Work to be completed> Provide an exact copy of the data, excluding the images.

________

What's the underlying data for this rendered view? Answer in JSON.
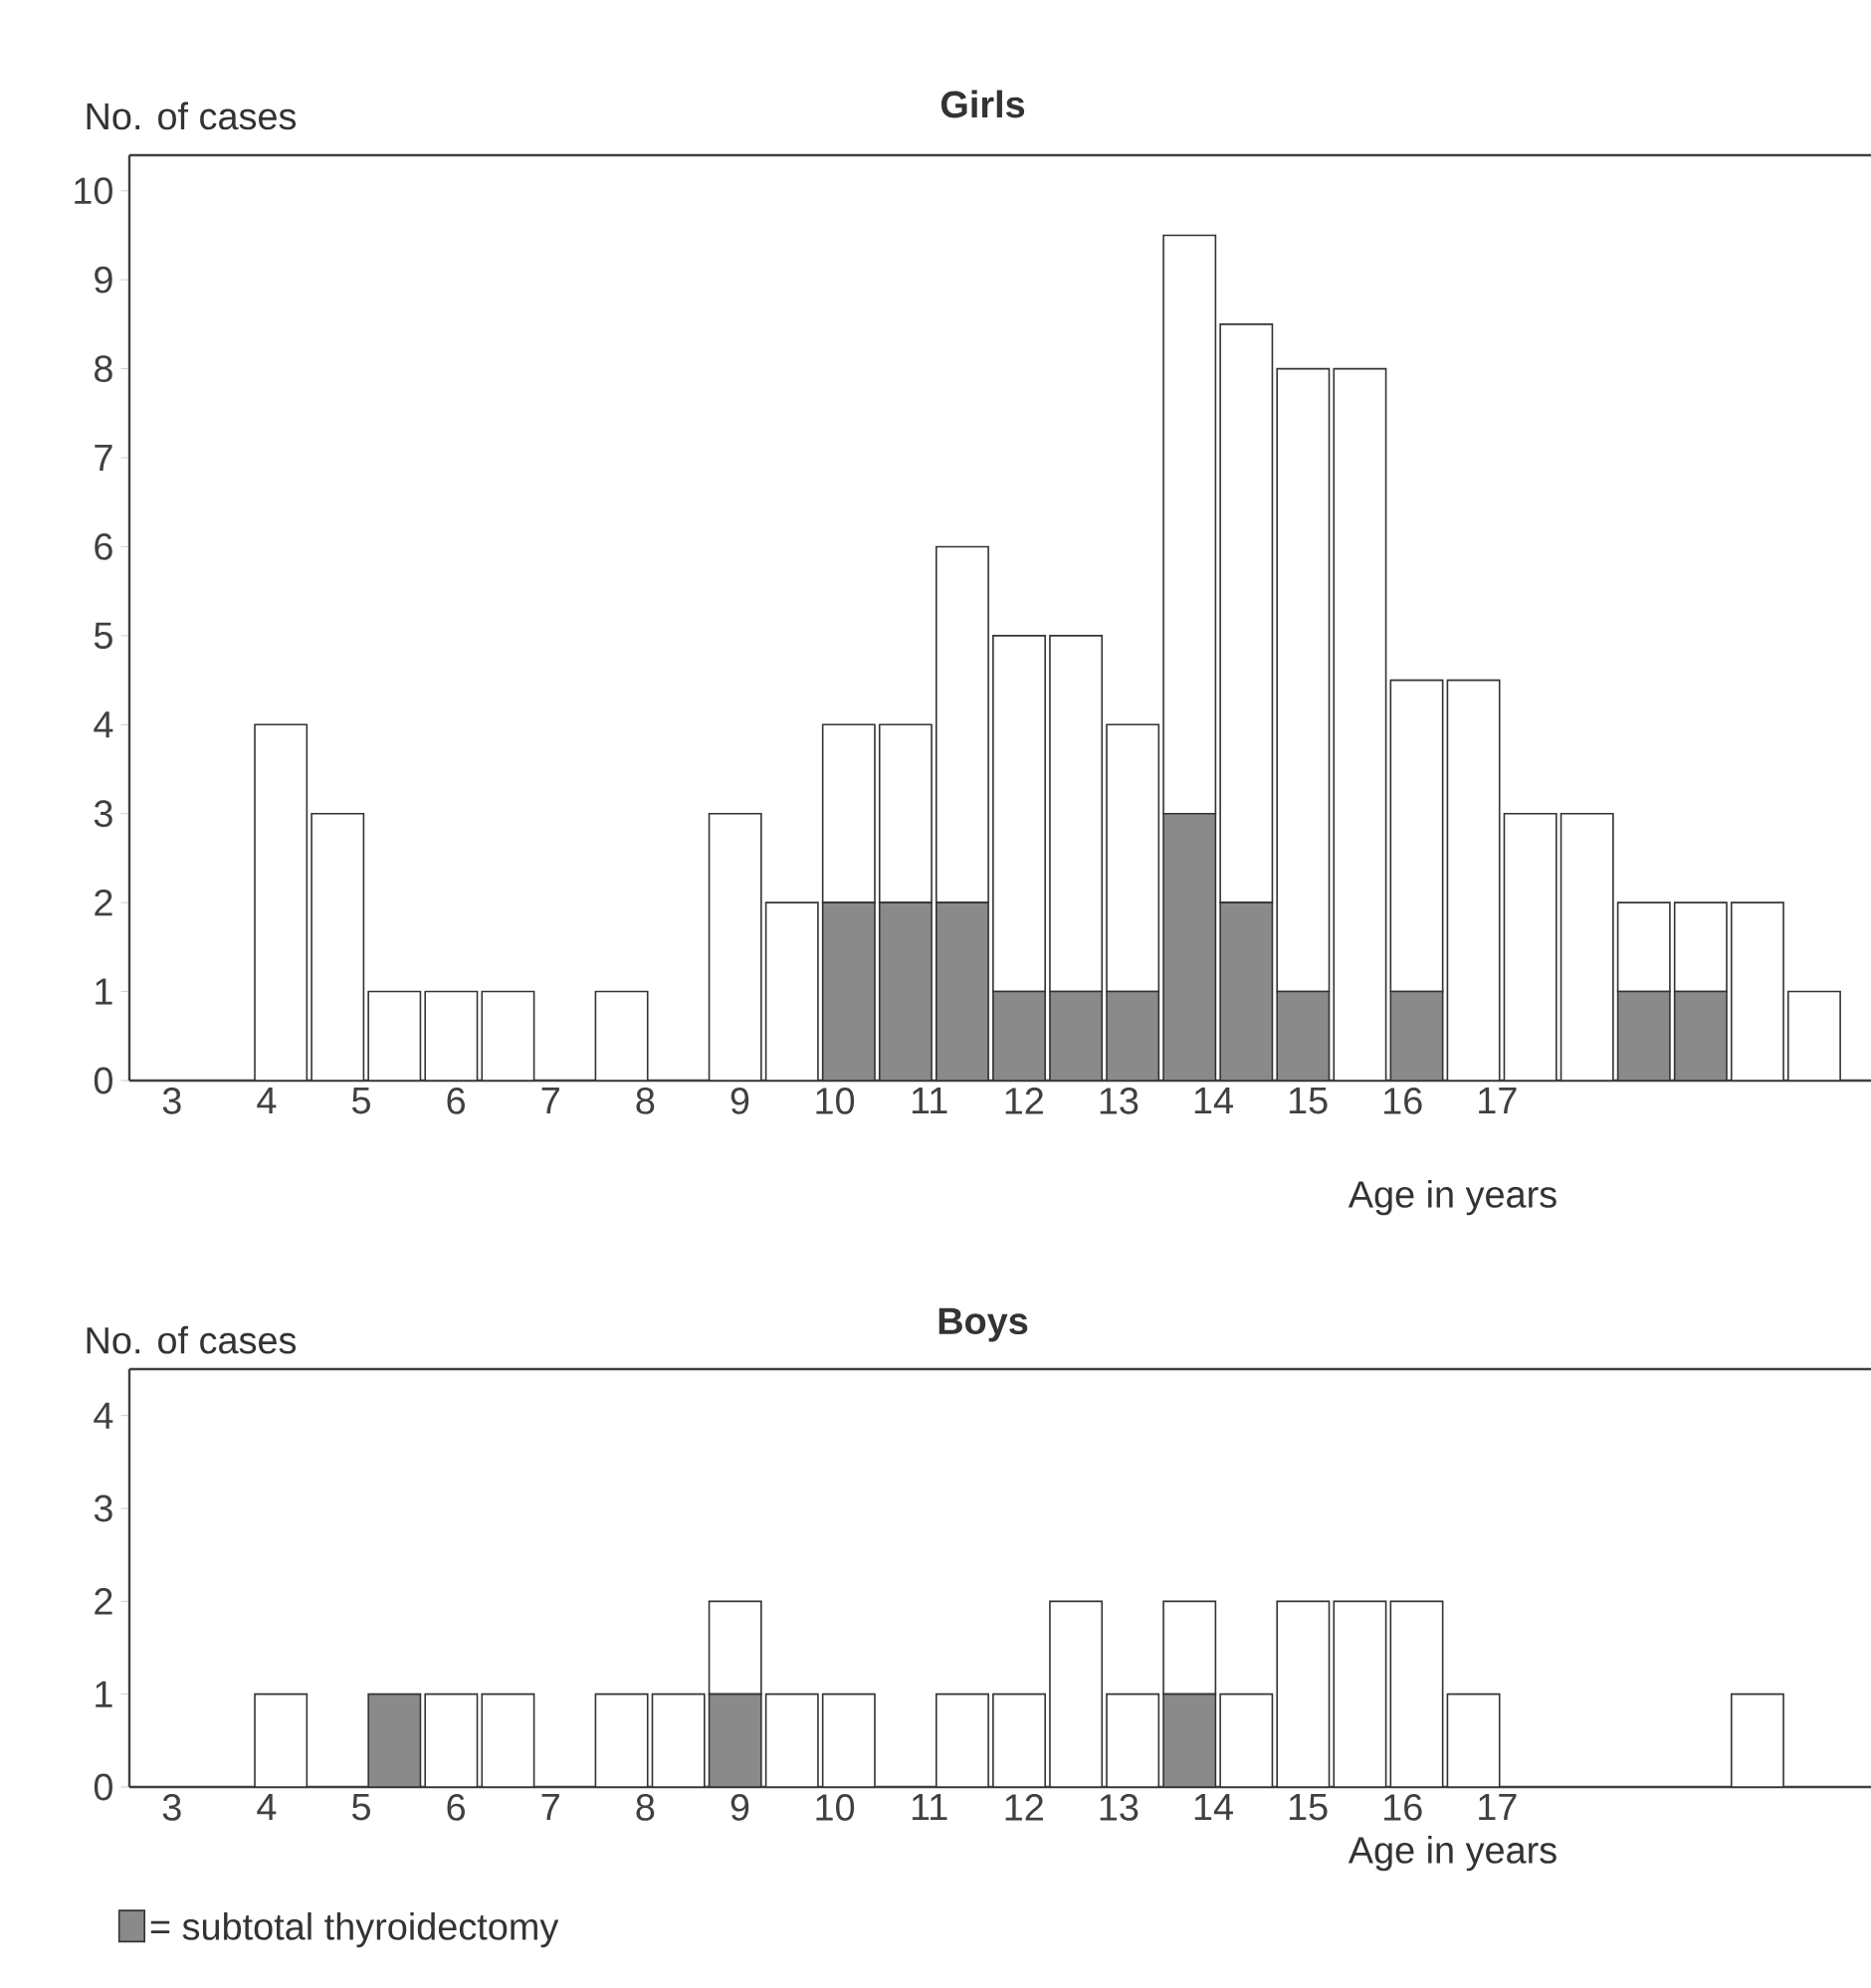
{
  "chart_data": [
    {
      "type": "bar",
      "title": "Girls",
      "ylabel": "No. of cases",
      "xlabel": "Age in years",
      "stacked": true,
      "x": [
        4.15,
        4.75,
        5.35,
        5.95,
        6.55,
        7.15,
        7.75,
        8.35,
        8.95,
        9.55,
        10.15,
        10.75,
        11.35,
        11.95,
        12.55,
        13.15,
        13.75,
        14.35,
        14.95,
        15.55,
        16.15,
        16.75,
        17.35,
        17.95,
        18.55,
        19.15,
        19.75,
        20.35
      ],
      "series": [
        {
          "color": "#8a8a8a",
          "values": [
            0,
            0,
            0,
            0,
            0,
            0,
            0,
            0,
            0,
            0,
            2,
            2,
            2,
            1,
            1,
            1,
            3,
            2,
            1,
            0,
            1,
            0,
            0,
            0,
            1,
            1,
            0,
            0
          ]
        },
        {
          "color": "#ffffff",
          "values": [
            4,
            3,
            1,
            1,
            1,
            0,
            1,
            0,
            3,
            2,
            2,
            2,
            4,
            4,
            4,
            3,
            6.5,
            6.5,
            7,
            8,
            3.5,
            4.5,
            3,
            3,
            1,
            1,
            2,
            1
          ]
        }
      ],
      "xlim": [
        2.55,
        20.95
      ],
      "xticks": [
        3,
        4,
        5,
        6,
        7,
        8,
        9,
        10,
        11,
        12,
        13,
        14,
        15,
        16,
        17
      ],
      "ylim": [
        0,
        10.4
      ],
      "yticks": [
        0,
        1,
        2,
        3,
        4,
        5,
        6,
        7,
        8,
        9,
        10
      ]
    },
    {
      "type": "bar",
      "title": "Boys",
      "ylabel": "No. of cases",
      "xlabel": "Age in years",
      "stacked": true,
      "legend": "bottom left",
      "x": [
        4.15,
        4.75,
        5.35,
        5.95,
        6.55,
        7.15,
        7.75,
        8.35,
        8.95,
        9.55,
        10.15,
        10.75,
        11.35,
        11.95,
        12.55,
        13.15,
        13.75,
        14.35,
        14.95,
        15.55,
        16.15,
        16.75,
        17.35,
        17.95,
        18.55,
        19.15,
        19.75,
        20.35
      ],
      "series": [
        {
          "name": "= subtotal thyroidectomy",
          "color": "#8a8a8a",
          "values": [
            0,
            0,
            1,
            0,
            0,
            0,
            0,
            0,
            1,
            0,
            0,
            0,
            0,
            0,
            0,
            0,
            1,
            0,
            0,
            0,
            0,
            0,
            0,
            0,
            0,
            0,
            0,
            0
          ]
        },
        {
          "color": "#ffffff",
          "values": [
            1,
            0,
            0,
            1,
            1,
            0,
            1,
            1,
            1,
            1,
            1,
            0,
            1,
            1,
            2,
            1,
            1,
            1,
            2,
            2,
            2,
            1,
            0,
            0,
            0,
            0,
            1,
            0
          ]
        }
      ],
      "xlim": [
        2.55,
        20.95
      ],
      "xticks": [
        3,
        4,
        5,
        6,
        7,
        8,
        9,
        10,
        11,
        12,
        13,
        14,
        15,
        16,
        17
      ],
      "ylim": [
        0,
        4.5
      ],
      "yticks": [
        0,
        1,
        2,
        3,
        4
      ]
    }
  ]
}
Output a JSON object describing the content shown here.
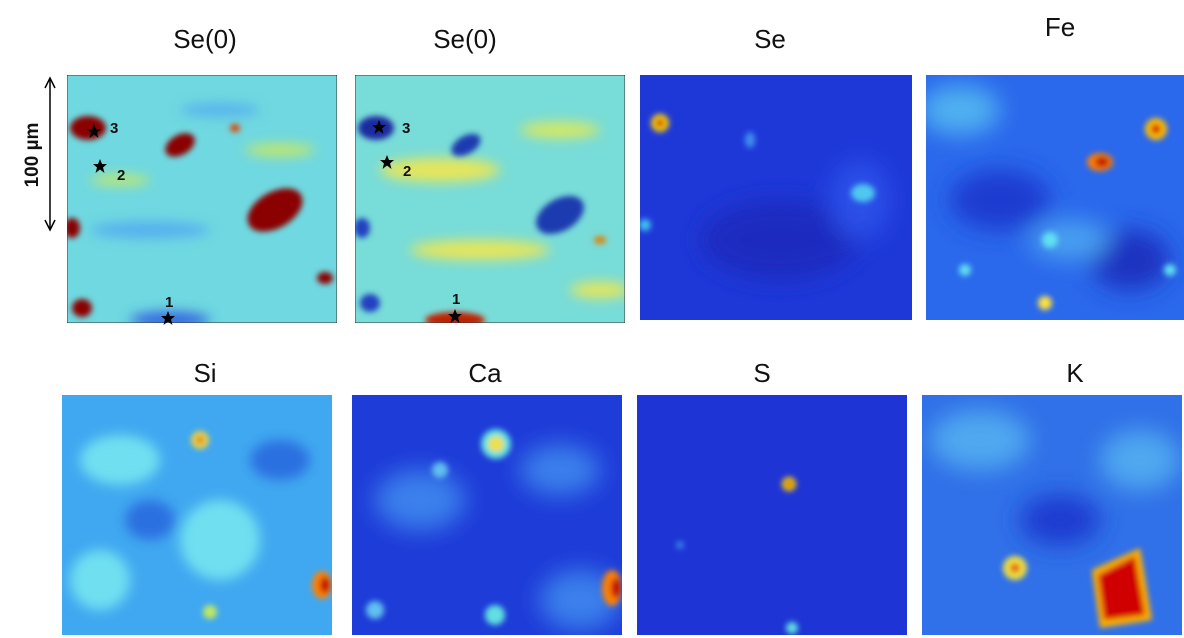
{
  "scale_bar": "100 µm",
  "panels": [
    {
      "title": "Se(0)",
      "markers": [
        "3",
        "2",
        "1"
      ]
    },
    {
      "title": "Se(0)",
      "markers": [
        "3",
        "2",
        "1"
      ]
    },
    {
      "title": "Se"
    },
    {
      "title": "Fe"
    },
    {
      "title": "Si"
    },
    {
      "title": "Ca"
    },
    {
      "title": "S"
    },
    {
      "title": "K"
    }
  ]
}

________

Response to this exercise>
What's the underlying data for this rendered view? Answer in JSON.
{
  "chart_data": [
    {
      "type": "bar",
      "title": "Girls",
      "ylabel": "No. of cases",
      "xlabel": "Age in years",
      "stacked": true,
      "x": [
        4.15,
        4.75,
        5.35,
        5.95,
        6.55,
        7.15,
        7.75,
        8.35,
        8.95,
        9.55,
        10.15,
        10.75,
        11.35,
        11.95,
        12.55,
        13.15,
        13.75,
        14.35,
        14.95,
        15.55,
        16.15,
        16.75,
        17.35,
        17.95,
        18.55,
        19.15,
        19.75,
        20.35
      ],
      "series": [
        {
          "color": "#8a8a8a",
          "values": [
            0,
            0,
            0,
            0,
            0,
            0,
            0,
            0,
            0,
            0,
            2,
            2,
            2,
            1,
            1,
            1,
            3,
            2,
            1,
            0,
            1,
            0,
            0,
            0,
            1,
            1,
            0,
            0
          ]
        },
        {
          "color": "#ffffff",
          "values": [
            4,
            3,
            1,
            1,
            1,
            0,
            1,
            0,
            3,
            2,
            2,
            2,
            4,
            4,
            4,
            3,
            6.5,
            6.5,
            7,
            8,
            3.5,
            4.5,
            3,
            3,
            1,
            1,
            2,
            1
          ]
        }
      ],
      "xlim": [
        2.55,
        20.95
      ],
      "xticks": [
        3,
        4,
        5,
        6,
        7,
        8,
        9,
        10,
        11,
        12,
        13,
        14,
        15,
        16,
        17
      ],
      "ylim": [
        0,
        10.4
      ],
      "yticks": [
        0,
        1,
        2,
        3,
        4,
        5,
        6,
        7,
        8,
        9,
        10
      ]
    },
    {
      "type": "bar",
      "title": "Boys",
      "ylabel": "No. of cases",
      "xlabel": "Age in years",
      "stacked": true,
      "legend": "bottom left",
      "x": [
        4.15,
        4.75,
        5.35,
        5.95,
        6.55,
        7.15,
        7.75,
        8.35,
        8.95,
        9.55,
        10.15,
        10.75,
        11.35,
        11.95,
        12.55,
        13.15,
        13.75,
        14.35,
        14.95,
        15.55,
        16.15,
        16.75,
        17.35,
        17.95,
        18.55,
        19.15,
        19.75,
        20.35
      ],
      "series": [
        {
          "name": "= subtotal thyroidectomy",
          "color": "#8a8a8a",
          "values": [
            0,
            0,
            1,
            0,
            0,
            0,
            0,
            0,
            1,
            0,
            0,
            0,
            0,
            0,
            0,
            0,
            1,
            0,
            0,
            0,
            0,
            0,
            0,
            0,
            0,
            0,
            0,
            0
          ]
        },
        {
          "color": "#ffffff",
          "values": [
            1,
            0,
            0,
            1,
            1,
            0,
            1,
            1,
            1,
            1,
            1,
            0,
            1,
            1,
            2,
            1,
            1,
            1,
            2,
            2,
            2,
            1,
            0,
            0,
            0,
            0,
            1,
            0
          ]
        }
      ],
      "xlim": [
        2.55,
        20.95
      ],
      "xticks": [
        3,
        4,
        5,
        6,
        7,
        8,
        9,
        10,
        11,
        12,
        13,
        14,
        15,
        16,
        17
      ],
      "ylim": [
        0,
        4.5
      ],
      "yticks": [
        0,
        1,
        2,
        3,
        4
      ]
    }
  ]
}
Output a JSON object describing the content shown here.
{
  "scale_bar": "100 µm",
  "panels": [
    {
      "title": "Se(0)",
      "markers": [
        "3",
        "2",
        "1"
      ]
    },
    {
      "title": "Se(0)",
      "markers": [
        "3",
        "2",
        "1"
      ]
    },
    {
      "title": "Se"
    },
    {
      "title": "Fe"
    },
    {
      "title": "Si"
    },
    {
      "title": "Ca"
    },
    {
      "title": "S"
    },
    {
      "title": "K"
    }
  ]
}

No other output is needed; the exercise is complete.